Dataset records

= = = = =

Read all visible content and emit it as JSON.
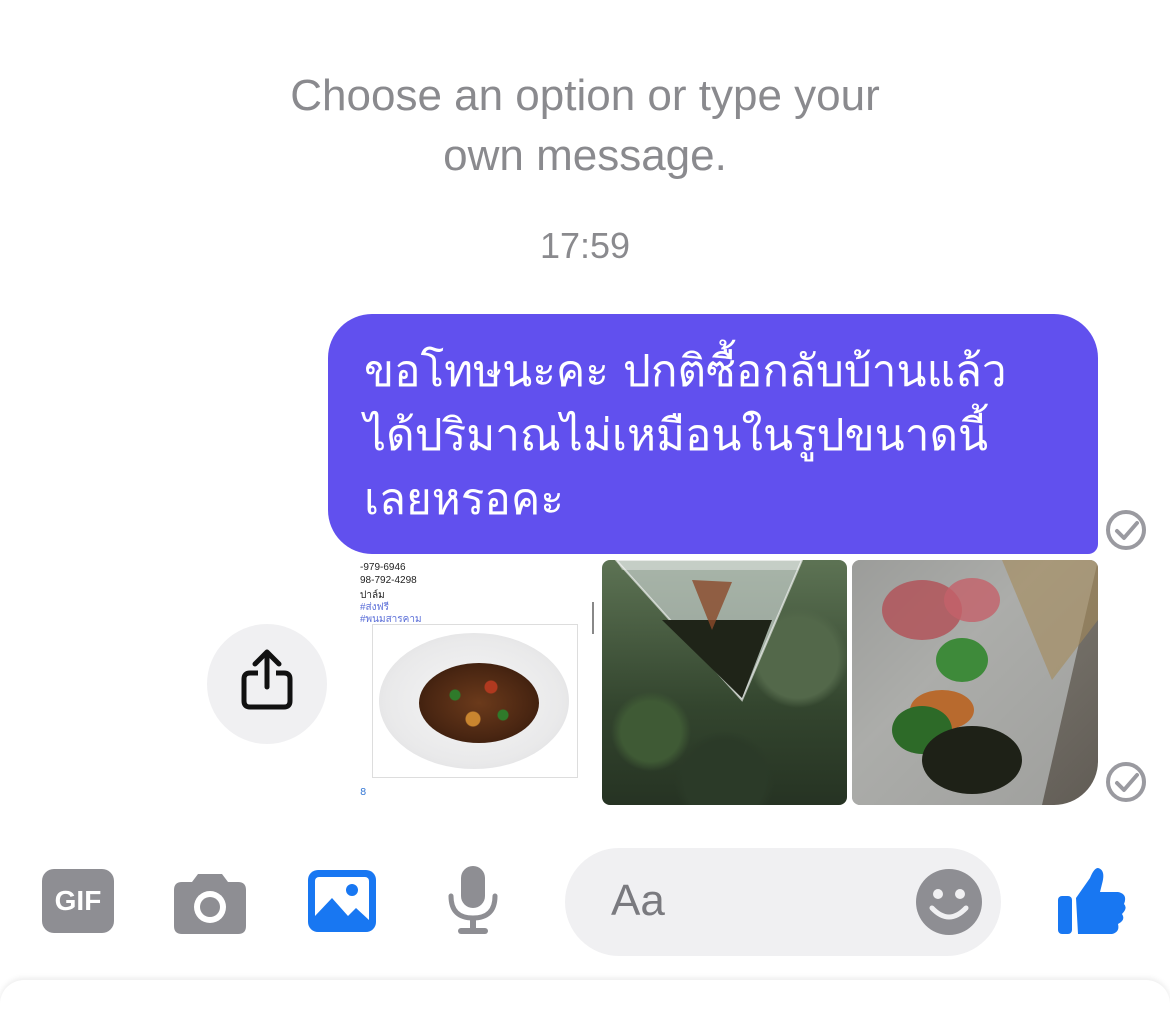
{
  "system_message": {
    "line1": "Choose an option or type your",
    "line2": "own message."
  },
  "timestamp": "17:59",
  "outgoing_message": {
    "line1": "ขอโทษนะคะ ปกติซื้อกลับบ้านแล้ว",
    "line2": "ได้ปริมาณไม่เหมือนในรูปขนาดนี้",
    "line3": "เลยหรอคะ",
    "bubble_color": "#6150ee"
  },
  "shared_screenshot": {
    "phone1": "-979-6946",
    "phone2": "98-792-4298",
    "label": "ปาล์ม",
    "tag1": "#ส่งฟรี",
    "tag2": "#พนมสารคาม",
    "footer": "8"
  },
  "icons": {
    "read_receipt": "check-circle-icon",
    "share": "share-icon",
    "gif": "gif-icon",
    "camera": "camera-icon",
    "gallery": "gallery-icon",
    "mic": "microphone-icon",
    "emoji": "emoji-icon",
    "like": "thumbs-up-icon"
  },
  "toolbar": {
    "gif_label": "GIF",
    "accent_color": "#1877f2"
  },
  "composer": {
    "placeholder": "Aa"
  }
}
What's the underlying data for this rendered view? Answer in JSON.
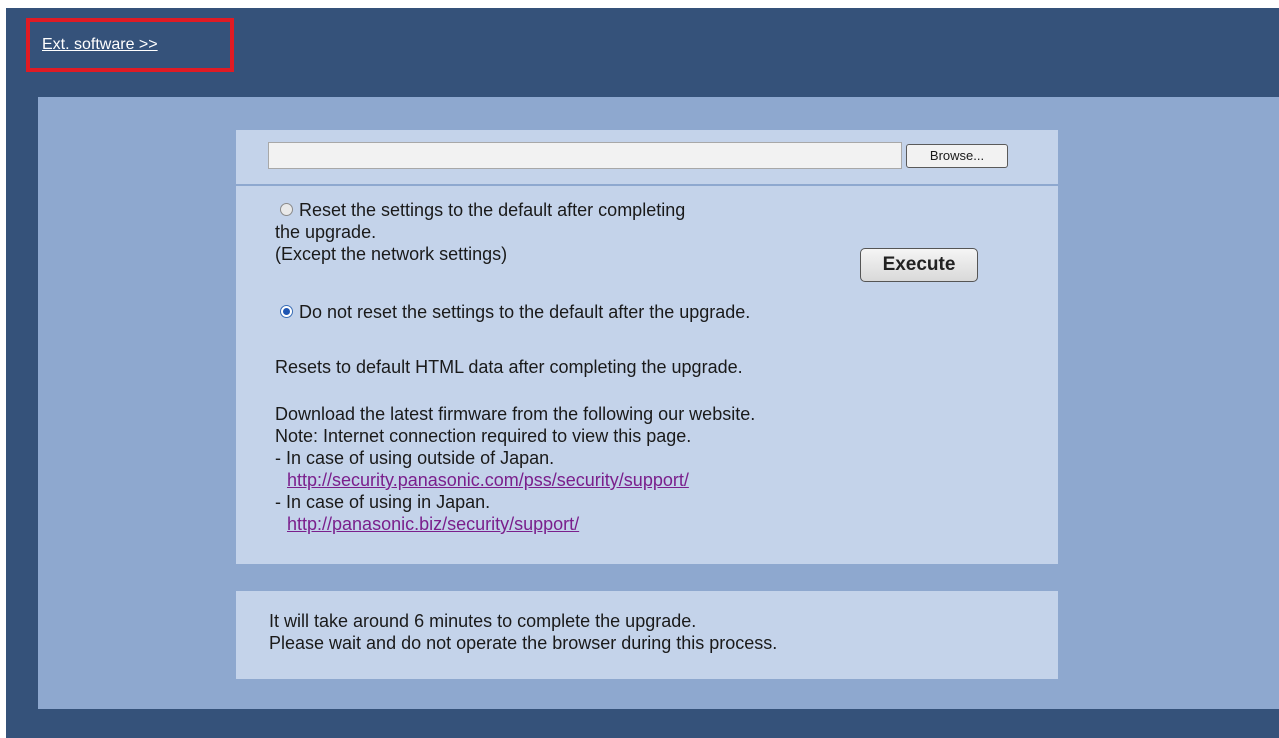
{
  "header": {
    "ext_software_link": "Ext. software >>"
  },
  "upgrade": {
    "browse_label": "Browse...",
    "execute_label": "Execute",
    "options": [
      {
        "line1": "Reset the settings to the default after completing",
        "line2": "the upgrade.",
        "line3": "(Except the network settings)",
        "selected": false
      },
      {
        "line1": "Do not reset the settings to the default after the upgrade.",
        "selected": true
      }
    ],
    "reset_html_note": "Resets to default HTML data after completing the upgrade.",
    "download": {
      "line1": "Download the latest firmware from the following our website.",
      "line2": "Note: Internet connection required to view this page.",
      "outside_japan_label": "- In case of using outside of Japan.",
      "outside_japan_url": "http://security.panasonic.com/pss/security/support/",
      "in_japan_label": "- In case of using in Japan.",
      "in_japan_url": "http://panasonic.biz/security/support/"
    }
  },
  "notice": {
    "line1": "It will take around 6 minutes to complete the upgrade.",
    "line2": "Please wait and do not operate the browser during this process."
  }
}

= = = = =

From the data above, pick out each line containing "JSON" and copy it.

Finished exercise:
Read all visible content and emit it as JSON.
What's the underlying data for this rendered view? Answer in JSON.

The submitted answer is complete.